— Begin —

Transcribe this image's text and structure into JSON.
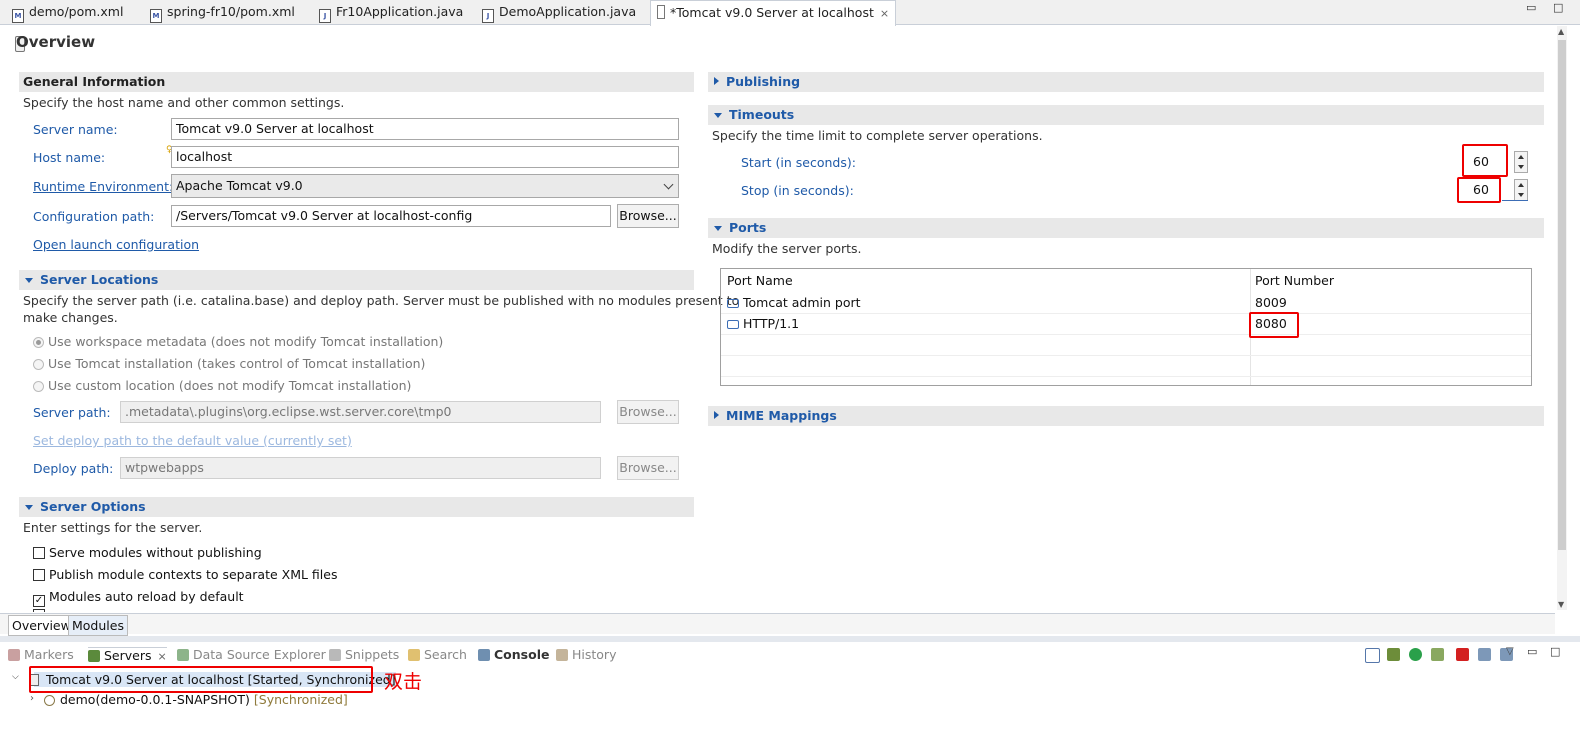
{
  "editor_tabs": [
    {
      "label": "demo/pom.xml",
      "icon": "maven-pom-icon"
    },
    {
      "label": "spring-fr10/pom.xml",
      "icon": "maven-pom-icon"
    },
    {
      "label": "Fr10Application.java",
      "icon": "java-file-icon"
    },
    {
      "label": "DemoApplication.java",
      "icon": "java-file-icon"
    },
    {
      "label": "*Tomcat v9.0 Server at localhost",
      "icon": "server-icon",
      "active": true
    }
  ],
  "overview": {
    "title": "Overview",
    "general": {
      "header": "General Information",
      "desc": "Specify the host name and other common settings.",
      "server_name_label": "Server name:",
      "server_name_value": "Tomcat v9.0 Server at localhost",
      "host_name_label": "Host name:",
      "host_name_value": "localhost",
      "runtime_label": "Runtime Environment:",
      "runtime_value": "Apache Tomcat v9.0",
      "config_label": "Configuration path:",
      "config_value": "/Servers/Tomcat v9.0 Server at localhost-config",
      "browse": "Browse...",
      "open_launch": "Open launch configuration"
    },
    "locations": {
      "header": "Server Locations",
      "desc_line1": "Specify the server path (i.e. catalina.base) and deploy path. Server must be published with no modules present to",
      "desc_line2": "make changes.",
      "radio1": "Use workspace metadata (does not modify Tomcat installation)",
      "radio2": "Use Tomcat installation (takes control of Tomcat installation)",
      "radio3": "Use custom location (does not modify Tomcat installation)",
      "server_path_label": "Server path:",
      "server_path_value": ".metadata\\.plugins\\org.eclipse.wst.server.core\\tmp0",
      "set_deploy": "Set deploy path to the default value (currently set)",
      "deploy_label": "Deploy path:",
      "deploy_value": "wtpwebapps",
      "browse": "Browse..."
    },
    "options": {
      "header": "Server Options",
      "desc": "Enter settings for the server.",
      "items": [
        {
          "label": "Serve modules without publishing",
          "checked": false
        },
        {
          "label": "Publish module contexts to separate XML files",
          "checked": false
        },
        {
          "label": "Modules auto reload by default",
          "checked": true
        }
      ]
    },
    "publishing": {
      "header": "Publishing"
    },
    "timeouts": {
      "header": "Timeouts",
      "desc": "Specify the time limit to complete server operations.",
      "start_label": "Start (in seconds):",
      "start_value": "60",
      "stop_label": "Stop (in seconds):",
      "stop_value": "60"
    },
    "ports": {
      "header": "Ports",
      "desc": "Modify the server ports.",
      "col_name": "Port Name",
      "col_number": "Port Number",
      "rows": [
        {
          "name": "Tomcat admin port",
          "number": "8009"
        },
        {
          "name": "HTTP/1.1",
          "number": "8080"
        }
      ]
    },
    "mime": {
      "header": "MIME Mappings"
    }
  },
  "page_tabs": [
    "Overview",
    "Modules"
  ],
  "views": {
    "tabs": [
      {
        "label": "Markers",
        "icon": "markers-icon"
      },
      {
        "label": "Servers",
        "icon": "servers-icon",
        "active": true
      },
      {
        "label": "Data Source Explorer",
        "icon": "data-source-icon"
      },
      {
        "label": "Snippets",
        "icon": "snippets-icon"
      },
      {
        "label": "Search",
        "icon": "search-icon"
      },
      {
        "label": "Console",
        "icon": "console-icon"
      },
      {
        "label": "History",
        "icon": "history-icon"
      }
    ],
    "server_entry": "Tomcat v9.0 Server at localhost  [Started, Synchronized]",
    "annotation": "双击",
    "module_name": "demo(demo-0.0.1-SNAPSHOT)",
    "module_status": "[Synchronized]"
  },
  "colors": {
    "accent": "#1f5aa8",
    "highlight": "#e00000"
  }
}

— End —
— Begin —

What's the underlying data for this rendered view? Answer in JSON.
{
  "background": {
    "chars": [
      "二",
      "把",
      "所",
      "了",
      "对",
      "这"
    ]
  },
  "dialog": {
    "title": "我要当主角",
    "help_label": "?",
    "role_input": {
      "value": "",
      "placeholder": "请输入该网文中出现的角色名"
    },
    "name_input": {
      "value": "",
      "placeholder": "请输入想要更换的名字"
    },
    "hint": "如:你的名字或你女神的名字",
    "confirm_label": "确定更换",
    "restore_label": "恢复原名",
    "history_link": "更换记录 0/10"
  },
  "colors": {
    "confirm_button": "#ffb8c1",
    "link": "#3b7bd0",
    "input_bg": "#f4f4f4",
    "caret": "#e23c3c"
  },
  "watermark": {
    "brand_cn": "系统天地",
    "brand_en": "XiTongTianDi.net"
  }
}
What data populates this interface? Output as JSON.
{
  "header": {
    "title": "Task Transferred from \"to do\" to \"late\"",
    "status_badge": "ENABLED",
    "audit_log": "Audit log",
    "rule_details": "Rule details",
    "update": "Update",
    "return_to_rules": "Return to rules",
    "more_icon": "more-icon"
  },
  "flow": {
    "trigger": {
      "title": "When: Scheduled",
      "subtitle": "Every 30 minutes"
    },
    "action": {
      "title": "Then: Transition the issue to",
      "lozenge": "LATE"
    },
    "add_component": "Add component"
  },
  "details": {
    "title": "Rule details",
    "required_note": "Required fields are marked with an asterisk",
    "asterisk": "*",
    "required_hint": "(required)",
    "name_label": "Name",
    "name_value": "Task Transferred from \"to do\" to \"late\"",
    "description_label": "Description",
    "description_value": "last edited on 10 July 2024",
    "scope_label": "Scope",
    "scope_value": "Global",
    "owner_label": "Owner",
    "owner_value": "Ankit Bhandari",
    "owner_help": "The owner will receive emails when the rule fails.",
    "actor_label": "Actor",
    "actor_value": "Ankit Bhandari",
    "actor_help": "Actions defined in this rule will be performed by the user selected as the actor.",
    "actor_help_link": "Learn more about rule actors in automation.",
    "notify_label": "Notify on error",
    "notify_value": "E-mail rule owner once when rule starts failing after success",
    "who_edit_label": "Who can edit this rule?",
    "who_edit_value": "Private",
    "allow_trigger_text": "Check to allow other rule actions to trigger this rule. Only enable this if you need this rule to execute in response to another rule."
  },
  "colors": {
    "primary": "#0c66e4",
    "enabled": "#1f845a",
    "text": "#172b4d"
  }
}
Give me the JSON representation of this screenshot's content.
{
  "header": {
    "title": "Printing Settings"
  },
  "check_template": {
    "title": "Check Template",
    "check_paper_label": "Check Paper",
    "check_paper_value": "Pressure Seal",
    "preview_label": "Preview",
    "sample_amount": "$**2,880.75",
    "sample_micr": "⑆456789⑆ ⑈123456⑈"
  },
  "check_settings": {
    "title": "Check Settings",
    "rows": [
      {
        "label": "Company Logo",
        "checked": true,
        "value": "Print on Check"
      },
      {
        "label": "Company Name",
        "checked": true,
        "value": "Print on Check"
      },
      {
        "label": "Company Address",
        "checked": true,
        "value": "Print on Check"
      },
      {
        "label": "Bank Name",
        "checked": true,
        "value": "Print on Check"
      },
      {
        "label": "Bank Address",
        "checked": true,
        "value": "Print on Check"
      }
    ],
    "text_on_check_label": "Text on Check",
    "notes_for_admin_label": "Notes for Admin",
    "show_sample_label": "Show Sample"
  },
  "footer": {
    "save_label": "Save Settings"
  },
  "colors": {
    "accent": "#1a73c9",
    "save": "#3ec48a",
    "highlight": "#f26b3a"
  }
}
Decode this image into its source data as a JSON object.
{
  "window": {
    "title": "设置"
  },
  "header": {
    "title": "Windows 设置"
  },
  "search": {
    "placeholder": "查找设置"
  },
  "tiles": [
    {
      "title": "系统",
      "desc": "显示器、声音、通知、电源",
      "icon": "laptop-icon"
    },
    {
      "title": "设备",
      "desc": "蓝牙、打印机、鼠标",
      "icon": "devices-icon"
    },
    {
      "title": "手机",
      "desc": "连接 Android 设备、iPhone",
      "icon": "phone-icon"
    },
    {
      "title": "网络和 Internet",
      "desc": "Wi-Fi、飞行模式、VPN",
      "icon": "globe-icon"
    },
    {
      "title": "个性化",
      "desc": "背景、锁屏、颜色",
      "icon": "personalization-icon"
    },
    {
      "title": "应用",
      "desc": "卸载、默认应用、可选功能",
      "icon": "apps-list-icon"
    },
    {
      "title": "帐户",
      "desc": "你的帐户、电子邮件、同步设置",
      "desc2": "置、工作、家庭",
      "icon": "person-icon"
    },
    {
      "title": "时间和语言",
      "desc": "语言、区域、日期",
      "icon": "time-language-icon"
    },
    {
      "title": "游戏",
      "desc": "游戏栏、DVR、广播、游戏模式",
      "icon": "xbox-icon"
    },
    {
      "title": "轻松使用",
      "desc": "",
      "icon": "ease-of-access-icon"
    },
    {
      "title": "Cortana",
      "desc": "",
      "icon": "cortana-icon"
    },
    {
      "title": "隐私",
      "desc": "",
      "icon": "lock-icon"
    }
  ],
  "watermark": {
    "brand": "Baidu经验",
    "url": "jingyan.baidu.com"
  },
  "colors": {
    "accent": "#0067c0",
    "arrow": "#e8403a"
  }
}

— End —

* **PROBLEM DETAILS**: Within the data above, count the lines that contain the string "seconds"; the reply is the number alone.

* **ANSWER IN FULL**: 2